## [Task objective]
Copy each line below in which the string "straight" occurs.

[Saved entries]
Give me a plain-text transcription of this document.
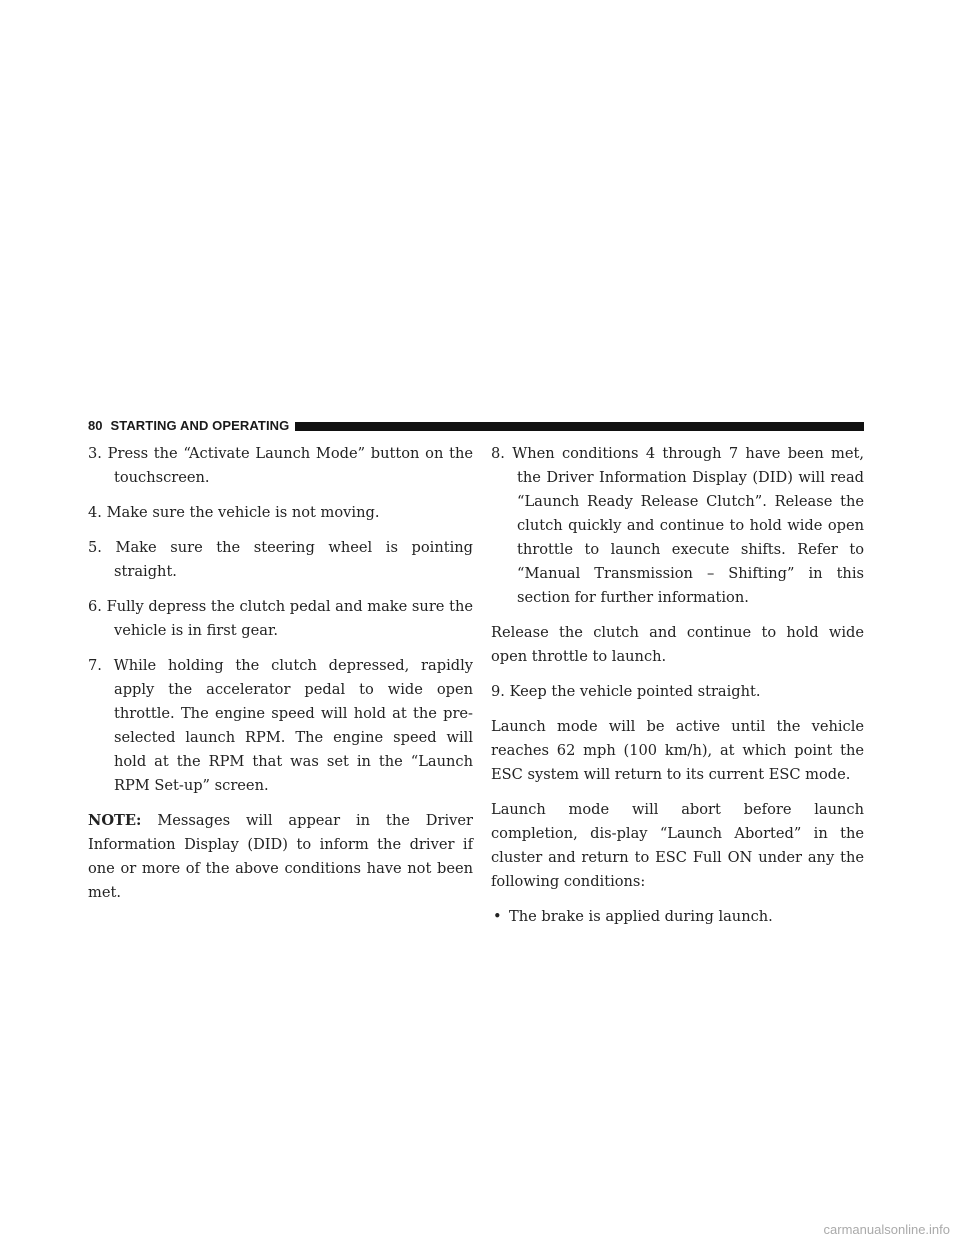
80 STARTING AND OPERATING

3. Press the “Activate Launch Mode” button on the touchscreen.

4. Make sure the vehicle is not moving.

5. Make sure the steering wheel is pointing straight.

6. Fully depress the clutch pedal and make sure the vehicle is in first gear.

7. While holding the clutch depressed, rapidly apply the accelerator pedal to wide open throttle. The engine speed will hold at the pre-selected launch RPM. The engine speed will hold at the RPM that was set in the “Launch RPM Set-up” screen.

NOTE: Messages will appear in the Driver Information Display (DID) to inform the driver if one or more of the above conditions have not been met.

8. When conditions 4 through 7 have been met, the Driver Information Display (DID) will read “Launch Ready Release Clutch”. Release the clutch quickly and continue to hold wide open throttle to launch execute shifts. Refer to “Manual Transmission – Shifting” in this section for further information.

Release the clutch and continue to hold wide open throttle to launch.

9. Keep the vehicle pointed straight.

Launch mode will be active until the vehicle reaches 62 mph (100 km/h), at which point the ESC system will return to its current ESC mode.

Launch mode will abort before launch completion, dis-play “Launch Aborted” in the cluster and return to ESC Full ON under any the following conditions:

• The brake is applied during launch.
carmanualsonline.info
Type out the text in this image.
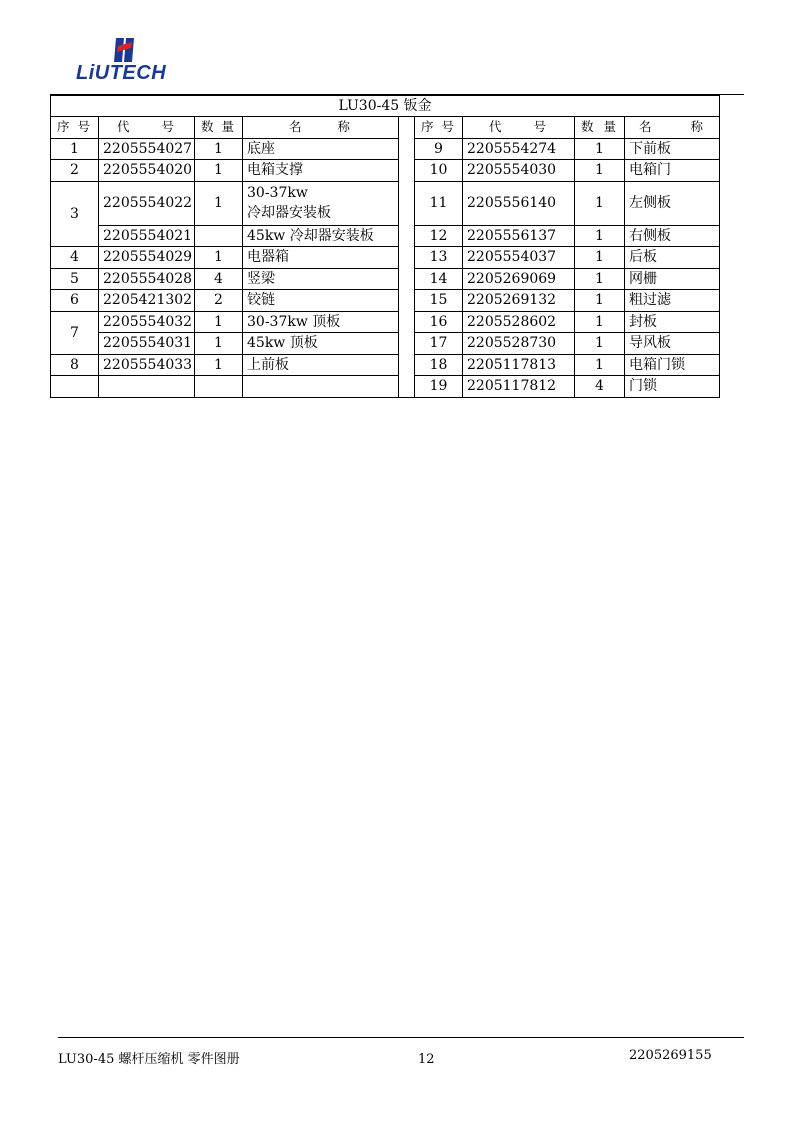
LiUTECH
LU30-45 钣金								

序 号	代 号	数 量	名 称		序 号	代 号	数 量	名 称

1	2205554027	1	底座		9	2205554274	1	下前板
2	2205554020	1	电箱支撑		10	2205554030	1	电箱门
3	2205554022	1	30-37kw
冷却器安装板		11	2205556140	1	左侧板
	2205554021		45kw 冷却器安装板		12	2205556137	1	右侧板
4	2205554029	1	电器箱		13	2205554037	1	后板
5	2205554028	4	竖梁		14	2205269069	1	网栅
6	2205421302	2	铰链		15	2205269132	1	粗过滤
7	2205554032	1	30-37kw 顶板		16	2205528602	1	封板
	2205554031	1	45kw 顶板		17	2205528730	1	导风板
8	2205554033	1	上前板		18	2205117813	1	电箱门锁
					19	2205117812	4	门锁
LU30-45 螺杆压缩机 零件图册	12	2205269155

## [Exercise output]
5. Make sure the steering wheel is pointing straight.
9. Keep the vehicle pointed straight.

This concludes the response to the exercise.